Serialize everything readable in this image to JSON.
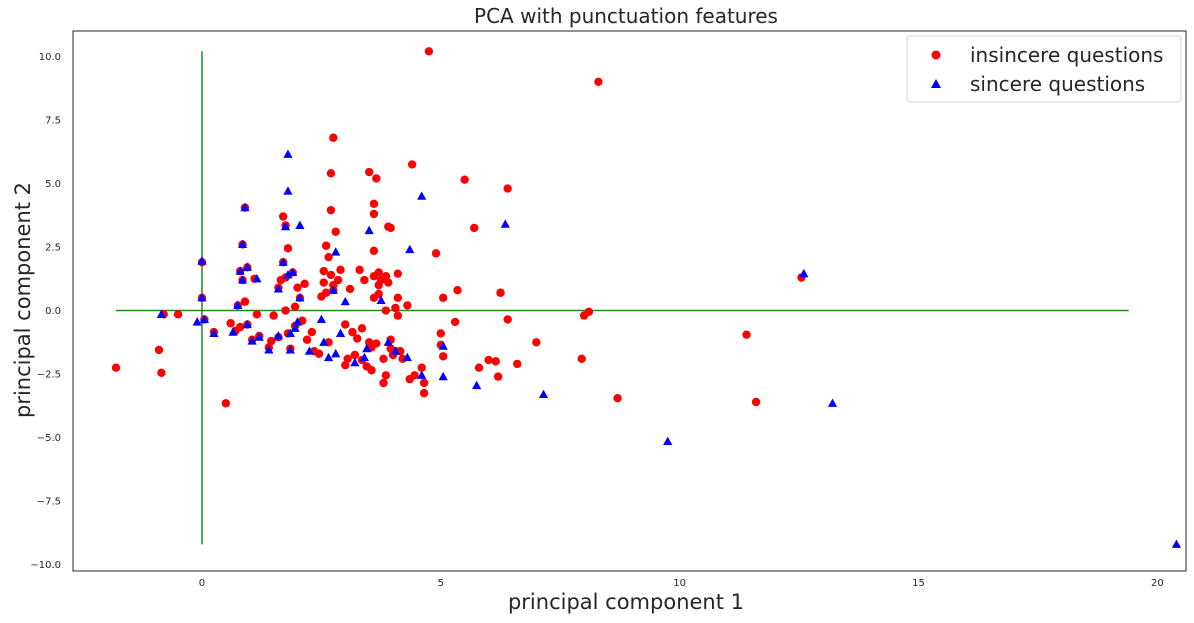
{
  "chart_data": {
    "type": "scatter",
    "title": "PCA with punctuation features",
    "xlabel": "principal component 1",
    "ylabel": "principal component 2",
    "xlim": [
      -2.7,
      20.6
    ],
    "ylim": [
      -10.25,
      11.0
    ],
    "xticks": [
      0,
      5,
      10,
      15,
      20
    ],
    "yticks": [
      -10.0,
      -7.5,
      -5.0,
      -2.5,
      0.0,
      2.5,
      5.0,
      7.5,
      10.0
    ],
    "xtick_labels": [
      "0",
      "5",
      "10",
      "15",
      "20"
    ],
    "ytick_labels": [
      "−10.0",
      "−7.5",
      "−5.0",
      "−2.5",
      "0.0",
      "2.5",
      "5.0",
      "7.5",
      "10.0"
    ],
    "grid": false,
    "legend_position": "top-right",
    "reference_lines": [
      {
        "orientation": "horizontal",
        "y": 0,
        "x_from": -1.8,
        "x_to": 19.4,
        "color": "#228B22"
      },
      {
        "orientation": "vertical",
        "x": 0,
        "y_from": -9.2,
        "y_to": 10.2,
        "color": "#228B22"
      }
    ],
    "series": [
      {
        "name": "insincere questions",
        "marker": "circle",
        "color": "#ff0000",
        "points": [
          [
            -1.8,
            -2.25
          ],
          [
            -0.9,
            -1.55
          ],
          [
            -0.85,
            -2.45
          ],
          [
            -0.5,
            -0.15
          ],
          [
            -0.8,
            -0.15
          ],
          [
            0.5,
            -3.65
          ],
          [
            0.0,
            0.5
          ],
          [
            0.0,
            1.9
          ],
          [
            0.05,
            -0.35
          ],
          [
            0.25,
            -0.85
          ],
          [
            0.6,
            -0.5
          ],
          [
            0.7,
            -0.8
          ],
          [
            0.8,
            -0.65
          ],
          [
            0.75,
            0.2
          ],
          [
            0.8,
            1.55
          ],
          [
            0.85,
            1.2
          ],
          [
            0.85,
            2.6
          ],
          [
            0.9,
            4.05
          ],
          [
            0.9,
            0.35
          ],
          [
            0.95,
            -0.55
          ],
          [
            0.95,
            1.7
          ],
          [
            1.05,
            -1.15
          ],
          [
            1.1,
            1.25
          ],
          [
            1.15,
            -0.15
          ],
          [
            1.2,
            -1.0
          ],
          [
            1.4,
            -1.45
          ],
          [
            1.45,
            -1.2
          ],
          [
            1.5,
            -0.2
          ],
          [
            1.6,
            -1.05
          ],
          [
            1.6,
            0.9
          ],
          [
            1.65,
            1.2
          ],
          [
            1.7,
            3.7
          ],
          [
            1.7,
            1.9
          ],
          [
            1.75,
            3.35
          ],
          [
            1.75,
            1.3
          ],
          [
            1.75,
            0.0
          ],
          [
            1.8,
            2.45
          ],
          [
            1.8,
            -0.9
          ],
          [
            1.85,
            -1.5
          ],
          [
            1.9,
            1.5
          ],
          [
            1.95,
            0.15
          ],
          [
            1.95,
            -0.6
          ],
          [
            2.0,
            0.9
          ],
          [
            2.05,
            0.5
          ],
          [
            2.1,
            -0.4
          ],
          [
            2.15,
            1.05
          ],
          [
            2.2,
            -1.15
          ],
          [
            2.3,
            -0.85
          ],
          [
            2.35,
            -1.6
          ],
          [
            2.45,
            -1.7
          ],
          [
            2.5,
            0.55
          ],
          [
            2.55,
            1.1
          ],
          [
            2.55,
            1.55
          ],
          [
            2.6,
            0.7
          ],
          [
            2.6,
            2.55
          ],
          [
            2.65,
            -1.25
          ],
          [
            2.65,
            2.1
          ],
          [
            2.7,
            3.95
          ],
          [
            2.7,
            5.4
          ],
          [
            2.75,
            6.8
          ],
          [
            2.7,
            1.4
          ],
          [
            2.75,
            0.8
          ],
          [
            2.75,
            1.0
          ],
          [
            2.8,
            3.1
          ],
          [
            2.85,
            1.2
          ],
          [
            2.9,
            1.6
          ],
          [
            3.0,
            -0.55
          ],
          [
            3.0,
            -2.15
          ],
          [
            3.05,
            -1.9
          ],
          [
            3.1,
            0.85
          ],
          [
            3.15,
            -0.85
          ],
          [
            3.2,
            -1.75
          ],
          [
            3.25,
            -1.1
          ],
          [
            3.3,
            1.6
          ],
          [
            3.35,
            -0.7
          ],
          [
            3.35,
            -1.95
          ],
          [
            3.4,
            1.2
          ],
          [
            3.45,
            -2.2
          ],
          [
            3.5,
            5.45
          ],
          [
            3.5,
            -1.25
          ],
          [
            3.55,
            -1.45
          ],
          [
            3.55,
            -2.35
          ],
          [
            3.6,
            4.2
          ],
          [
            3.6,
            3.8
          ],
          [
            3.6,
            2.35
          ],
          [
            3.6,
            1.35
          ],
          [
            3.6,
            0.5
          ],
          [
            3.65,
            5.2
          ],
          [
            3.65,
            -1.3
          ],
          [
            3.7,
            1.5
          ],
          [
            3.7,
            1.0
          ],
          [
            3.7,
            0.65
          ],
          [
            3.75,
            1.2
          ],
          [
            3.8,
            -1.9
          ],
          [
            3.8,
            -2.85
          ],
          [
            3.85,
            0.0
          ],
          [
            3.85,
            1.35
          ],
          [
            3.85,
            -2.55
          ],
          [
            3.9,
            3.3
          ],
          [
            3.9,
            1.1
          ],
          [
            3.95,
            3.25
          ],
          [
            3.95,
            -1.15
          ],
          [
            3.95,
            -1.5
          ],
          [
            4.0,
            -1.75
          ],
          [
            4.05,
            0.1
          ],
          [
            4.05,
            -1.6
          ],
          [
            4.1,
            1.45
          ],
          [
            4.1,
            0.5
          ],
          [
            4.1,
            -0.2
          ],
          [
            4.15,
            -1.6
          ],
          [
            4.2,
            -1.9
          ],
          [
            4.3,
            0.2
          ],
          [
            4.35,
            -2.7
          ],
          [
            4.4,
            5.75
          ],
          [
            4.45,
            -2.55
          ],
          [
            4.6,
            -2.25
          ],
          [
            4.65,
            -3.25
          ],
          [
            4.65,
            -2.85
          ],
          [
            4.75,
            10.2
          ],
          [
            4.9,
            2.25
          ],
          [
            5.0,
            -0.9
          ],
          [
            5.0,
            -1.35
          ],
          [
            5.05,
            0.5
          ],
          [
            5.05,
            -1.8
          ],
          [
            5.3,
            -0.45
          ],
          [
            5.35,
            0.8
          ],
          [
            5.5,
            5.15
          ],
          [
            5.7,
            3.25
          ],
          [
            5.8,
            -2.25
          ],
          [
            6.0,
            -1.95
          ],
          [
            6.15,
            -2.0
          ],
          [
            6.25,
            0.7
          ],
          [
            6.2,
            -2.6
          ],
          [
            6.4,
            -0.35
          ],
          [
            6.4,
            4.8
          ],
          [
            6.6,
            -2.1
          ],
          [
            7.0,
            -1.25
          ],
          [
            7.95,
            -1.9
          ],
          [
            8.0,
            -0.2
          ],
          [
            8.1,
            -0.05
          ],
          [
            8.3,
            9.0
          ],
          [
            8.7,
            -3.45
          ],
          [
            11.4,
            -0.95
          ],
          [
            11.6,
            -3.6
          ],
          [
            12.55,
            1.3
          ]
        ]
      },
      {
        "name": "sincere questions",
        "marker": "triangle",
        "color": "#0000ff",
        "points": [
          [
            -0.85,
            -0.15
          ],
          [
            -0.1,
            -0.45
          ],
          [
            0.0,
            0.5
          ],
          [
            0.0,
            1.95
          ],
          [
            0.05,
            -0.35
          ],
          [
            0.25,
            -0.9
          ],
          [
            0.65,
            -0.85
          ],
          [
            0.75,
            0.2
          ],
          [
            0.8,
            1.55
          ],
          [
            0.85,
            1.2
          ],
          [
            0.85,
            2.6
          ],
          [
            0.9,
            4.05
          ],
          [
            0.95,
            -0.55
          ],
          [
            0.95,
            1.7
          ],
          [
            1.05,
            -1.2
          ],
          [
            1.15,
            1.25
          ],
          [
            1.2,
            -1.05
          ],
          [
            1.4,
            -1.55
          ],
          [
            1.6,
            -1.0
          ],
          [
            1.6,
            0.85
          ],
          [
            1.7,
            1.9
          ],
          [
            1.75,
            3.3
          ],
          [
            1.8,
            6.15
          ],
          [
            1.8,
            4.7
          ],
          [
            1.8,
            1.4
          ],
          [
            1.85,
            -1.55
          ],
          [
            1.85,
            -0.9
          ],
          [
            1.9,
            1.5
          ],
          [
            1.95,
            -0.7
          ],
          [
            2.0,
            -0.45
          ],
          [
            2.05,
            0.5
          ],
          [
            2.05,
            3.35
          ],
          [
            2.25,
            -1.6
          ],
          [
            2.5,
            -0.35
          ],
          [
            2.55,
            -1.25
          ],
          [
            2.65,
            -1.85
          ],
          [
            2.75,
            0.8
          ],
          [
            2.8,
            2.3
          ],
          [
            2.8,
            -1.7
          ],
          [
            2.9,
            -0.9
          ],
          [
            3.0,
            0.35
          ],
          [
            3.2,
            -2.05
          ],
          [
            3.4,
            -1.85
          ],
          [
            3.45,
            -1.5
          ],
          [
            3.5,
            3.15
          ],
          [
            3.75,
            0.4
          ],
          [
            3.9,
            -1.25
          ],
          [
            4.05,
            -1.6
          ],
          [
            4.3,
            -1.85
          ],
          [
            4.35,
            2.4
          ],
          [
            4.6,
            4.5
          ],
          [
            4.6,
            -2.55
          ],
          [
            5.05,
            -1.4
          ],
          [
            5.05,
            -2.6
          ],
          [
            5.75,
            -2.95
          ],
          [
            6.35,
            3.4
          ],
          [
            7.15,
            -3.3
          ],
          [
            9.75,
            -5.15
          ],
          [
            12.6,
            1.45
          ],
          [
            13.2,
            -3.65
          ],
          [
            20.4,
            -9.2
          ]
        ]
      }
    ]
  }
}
---------------
Your task is to pick out every line with the string "color" and copy it.

        "color": "#228B22"
        "color": "#228B22"
        "color": "#ff0000",
        "color": "#0000ff",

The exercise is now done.